Saved entries

• • • • •

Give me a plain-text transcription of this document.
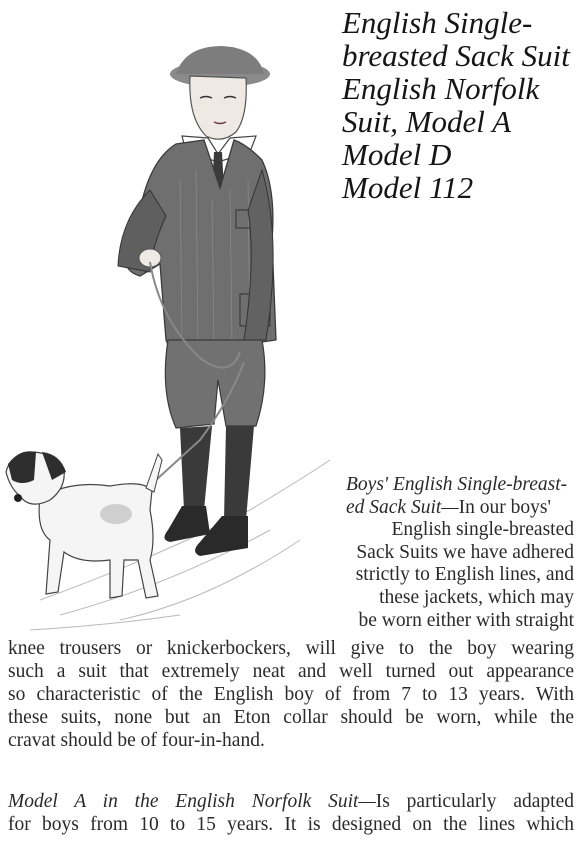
English Single-
breasted Sack Suit
English Norfolk
Suit, Model A
Model D
Model 112
Boys' English Single-breast-
ed Sack Suit—In our boys'
English single-breasted
Sack Suits we have adhered
strictly to English lines, and
these jackets, which may
be worn either with straight
knee trousers or knickerbockers, will give to the boy wearing
such a suit that extremely neat and well turned out appearance
so characteristic of the English boy of from 7 to 13 years. With
these suits, none but an Eton collar should be worn, while the
cravat should be of four-in-hand.
Model A in the English Norfolk Suit—Is particularly adapted
for boys from 10 to 15 years. It is designed on the lines which
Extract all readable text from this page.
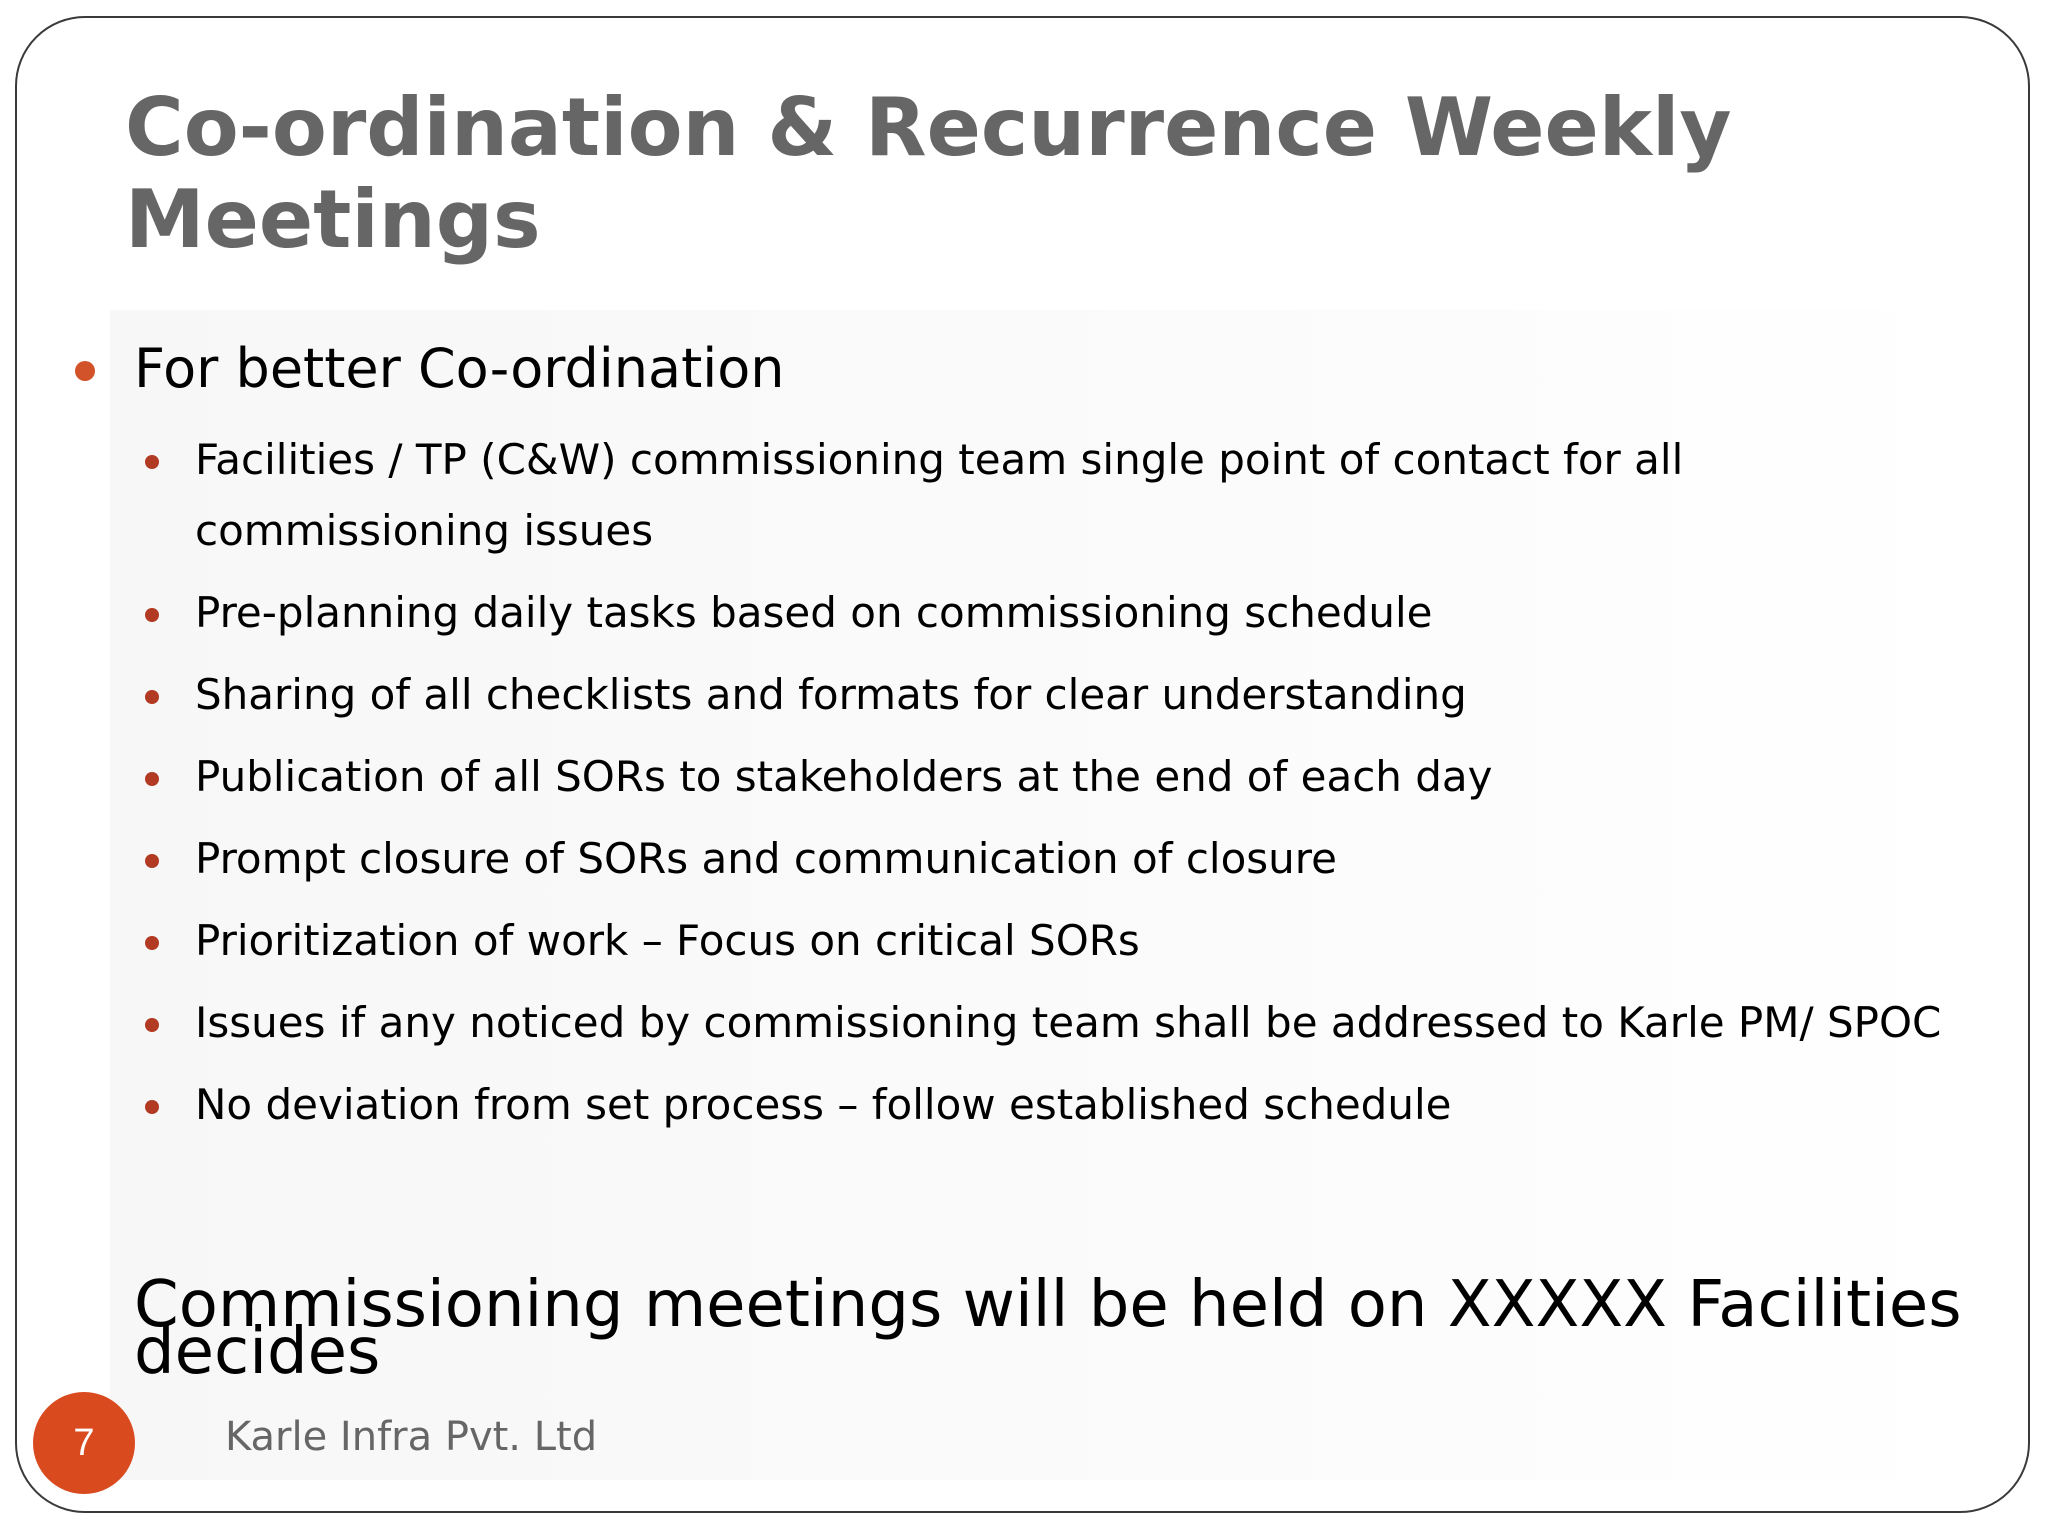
Co-ordination & Recurrence Weekly Meetings
For better Co-ordination
Facilities / TP (C&W) commissioning team single point of contact for all commissioning issues
Pre-planning daily tasks based on commissioning schedule
Sharing of all checklists and formats for clear understanding
Publication of all SORs to stakeholders at the end of each day
Prompt closure of SORs and communication of closure
Prioritization of work – Focus on critical SORs
Issues if any noticed by commissioning team shall be addressed to Karle PM/ SPOC
No deviation from set process – follow established schedule

Commissioning meetings will be held on XXXXX Facilities decides

7	Karle Infra Pvt. Ltd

• • • • •

> **Goal**:
Pull out every line holding "these" from the records above, and copy it.

> **Correct result**:
these jackets, which may
these suits, none but an Eton collar should be worn, while the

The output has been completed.